=== THE RECORDS ===
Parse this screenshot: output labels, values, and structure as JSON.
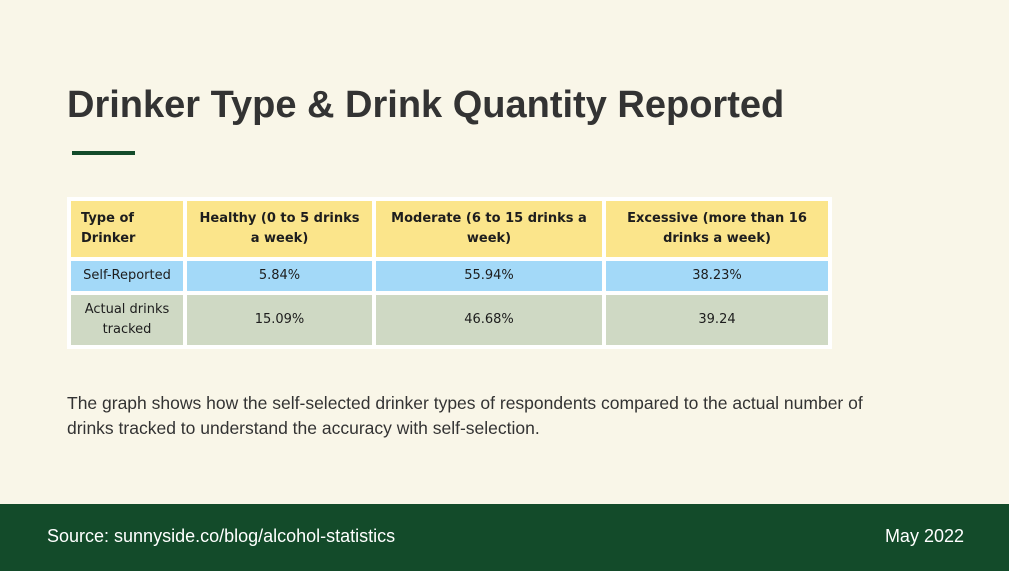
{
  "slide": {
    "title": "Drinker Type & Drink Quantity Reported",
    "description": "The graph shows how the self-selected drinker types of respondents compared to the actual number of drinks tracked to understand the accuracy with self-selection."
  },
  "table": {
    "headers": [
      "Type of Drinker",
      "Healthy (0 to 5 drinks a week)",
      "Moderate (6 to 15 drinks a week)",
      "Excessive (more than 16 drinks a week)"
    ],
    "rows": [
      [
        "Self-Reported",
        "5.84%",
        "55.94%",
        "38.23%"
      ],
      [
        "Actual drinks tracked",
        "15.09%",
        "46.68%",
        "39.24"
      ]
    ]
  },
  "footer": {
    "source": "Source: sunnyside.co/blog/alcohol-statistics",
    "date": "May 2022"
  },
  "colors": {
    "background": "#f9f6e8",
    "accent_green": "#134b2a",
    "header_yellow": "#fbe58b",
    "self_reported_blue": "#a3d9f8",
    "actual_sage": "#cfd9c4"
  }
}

=== WHAT THE TASK ASKS ===
Print the listing above in full, exactly as written. Omit any pictures.

=== TASK OUTPUT ===
Parse this screenshot: output labels, values, and structure as JSON.
{
  "slide": {
    "title": "Drinker Type & Drink Quantity Reported",
    "description": "The graph shows how the self-selected drinker types of respondents compared to the actual number of drinks tracked to understand the accuracy with self-selection."
  },
  "table": {
    "headers": [
      "Type of Drinker",
      "Healthy (0 to 5 drinks a week)",
      "Moderate (6 to 15 drinks a week)",
      "Excessive (more than 16 drinks a week)"
    ],
    "rows": [
      [
        "Self-Reported",
        "5.84%",
        "55.94%",
        "38.23%"
      ],
      [
        "Actual drinks tracked",
        "15.09%",
        "46.68%",
        "39.24"
      ]
    ]
  },
  "footer": {
    "source": "Source: sunnyside.co/blog/alcohol-statistics",
    "date": "May 2022"
  },
  "colors": {
    "background": "#f9f6e8",
    "accent_green": "#134b2a",
    "header_yellow": "#fbe58b",
    "self_reported_blue": "#a3d9f8",
    "actual_sage": "#cfd9c4"
  }
}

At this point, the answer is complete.